_Extracted data entries_:
════════

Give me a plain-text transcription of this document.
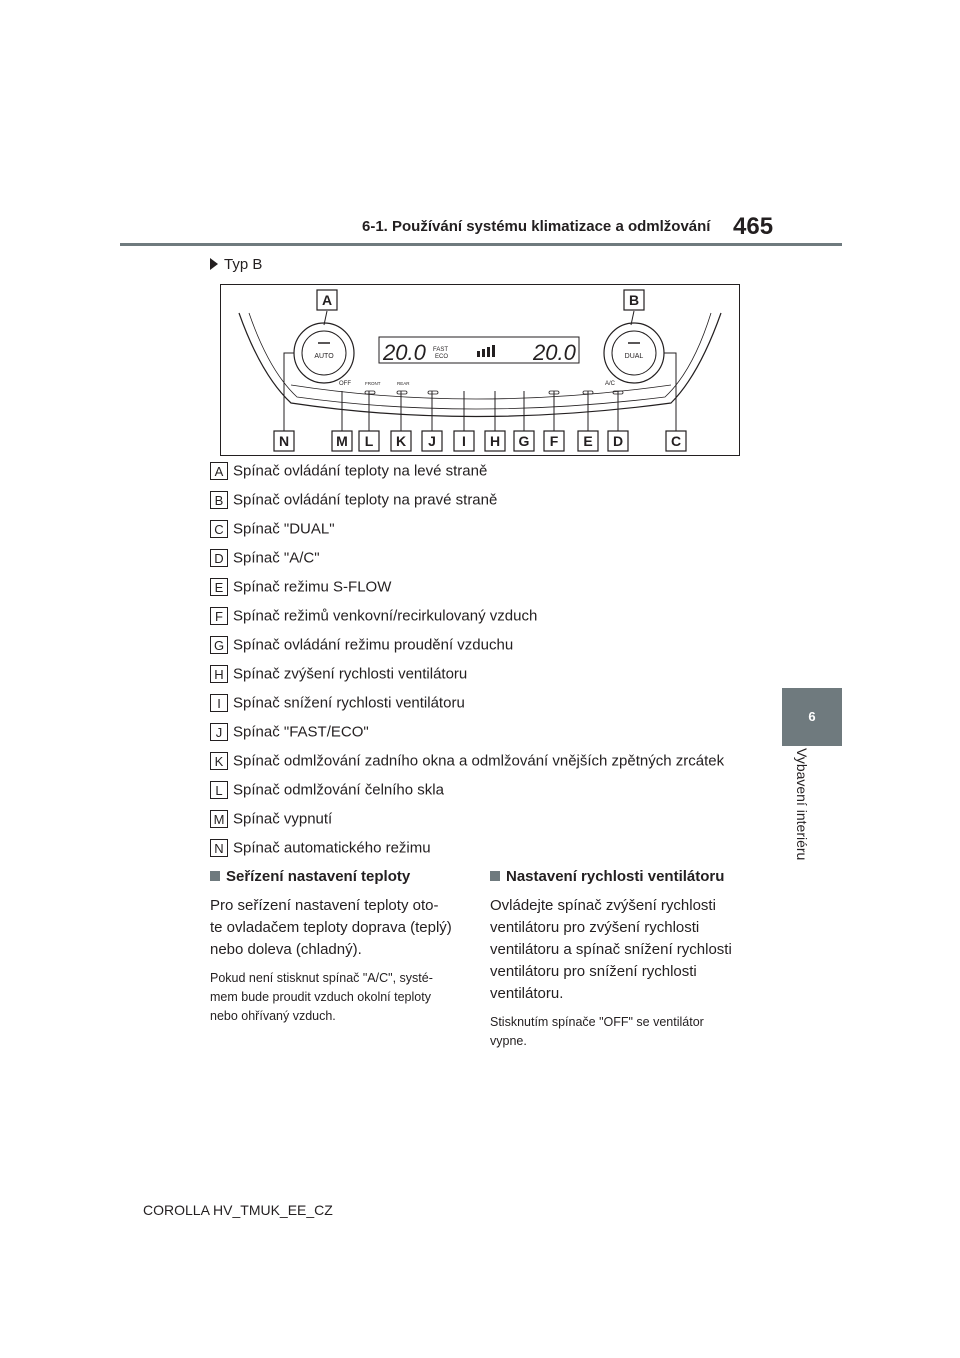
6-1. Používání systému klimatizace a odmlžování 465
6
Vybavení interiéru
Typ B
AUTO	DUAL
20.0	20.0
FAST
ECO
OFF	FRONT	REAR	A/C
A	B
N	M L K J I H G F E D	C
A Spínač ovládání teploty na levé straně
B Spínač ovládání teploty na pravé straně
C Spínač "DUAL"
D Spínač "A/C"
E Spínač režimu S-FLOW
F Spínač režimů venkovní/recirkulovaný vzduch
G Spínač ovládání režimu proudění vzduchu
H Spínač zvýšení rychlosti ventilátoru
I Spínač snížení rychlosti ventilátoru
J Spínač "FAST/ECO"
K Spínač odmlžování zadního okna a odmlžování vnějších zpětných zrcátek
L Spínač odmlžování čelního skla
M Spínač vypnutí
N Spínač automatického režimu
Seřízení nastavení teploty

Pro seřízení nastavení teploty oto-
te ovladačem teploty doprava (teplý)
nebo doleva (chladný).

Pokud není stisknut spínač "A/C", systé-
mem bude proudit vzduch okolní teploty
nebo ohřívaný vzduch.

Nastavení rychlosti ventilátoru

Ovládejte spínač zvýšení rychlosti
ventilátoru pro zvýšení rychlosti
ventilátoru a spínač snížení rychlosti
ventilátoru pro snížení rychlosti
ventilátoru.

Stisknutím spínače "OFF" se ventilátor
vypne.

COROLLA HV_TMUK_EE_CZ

════════

_THE EXERCISE_: Find the lines of the material that hold the word "režimu" and report their count alone.

_WRITTEN REPLY_: 3